## EXERCISE MATERIALS
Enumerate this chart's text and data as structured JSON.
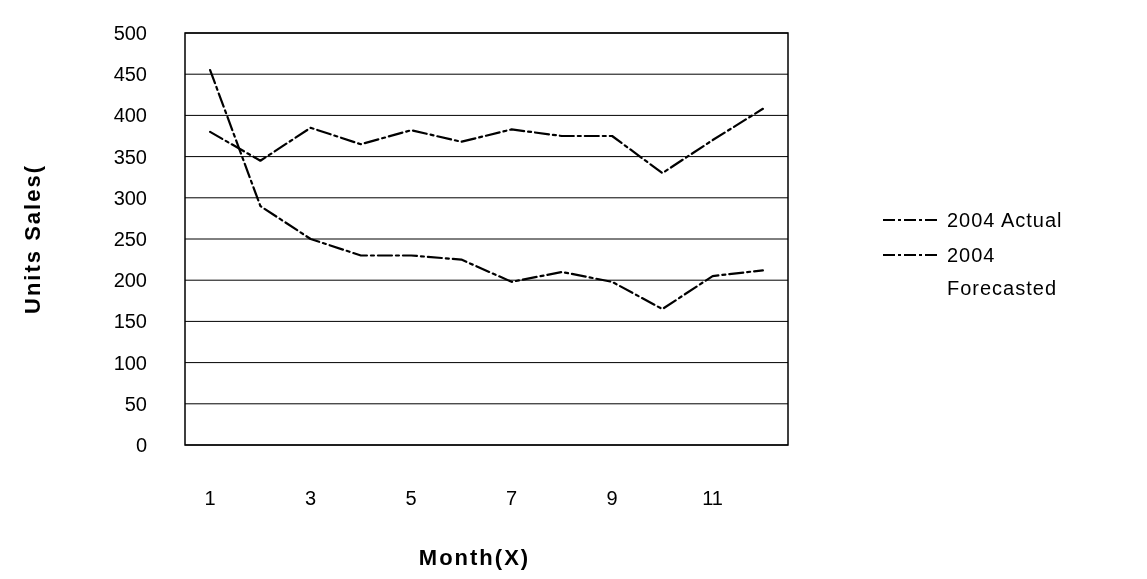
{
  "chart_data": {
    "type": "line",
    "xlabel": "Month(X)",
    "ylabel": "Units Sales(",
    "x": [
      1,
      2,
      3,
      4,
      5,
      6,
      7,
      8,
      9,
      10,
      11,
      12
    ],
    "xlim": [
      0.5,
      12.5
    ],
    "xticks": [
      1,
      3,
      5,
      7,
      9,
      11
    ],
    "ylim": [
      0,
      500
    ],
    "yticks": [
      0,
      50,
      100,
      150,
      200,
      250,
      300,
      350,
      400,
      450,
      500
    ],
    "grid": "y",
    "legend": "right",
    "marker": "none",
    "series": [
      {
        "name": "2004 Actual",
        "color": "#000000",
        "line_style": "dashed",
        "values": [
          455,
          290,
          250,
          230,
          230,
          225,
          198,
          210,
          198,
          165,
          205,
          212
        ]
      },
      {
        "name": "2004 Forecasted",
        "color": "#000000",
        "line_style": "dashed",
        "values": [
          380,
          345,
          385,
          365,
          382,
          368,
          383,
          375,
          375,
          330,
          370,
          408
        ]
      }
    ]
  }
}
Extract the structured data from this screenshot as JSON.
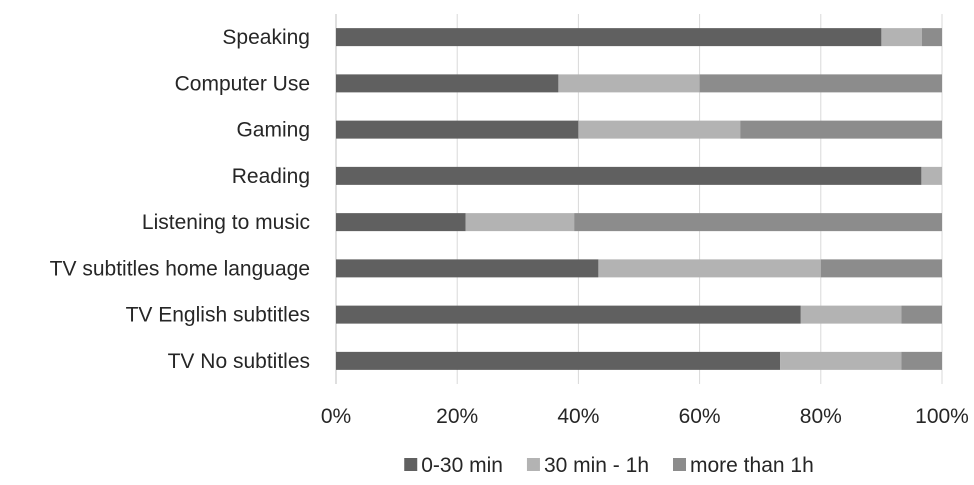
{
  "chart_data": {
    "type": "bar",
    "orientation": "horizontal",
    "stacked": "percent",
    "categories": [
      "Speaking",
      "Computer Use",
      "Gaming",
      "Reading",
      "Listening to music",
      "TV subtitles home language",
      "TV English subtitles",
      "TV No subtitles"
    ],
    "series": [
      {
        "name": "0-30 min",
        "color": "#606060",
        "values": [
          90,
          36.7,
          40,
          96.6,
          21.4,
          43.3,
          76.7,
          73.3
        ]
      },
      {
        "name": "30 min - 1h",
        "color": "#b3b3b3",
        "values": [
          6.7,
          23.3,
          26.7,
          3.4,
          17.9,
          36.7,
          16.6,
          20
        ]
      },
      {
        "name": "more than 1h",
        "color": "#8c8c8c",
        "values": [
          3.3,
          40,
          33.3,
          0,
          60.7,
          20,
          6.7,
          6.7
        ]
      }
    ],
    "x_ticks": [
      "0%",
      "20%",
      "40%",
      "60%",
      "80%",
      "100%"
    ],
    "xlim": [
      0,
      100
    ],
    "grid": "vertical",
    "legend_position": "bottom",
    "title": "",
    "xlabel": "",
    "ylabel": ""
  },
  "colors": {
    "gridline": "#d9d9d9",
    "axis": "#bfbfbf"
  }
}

## WHAT TO PRODUCE
Return each line that includes "this".

## THE REPLY
Enumerate this chart's text and data as structured JSON.
Extract the structured data from this screenshot as JSON.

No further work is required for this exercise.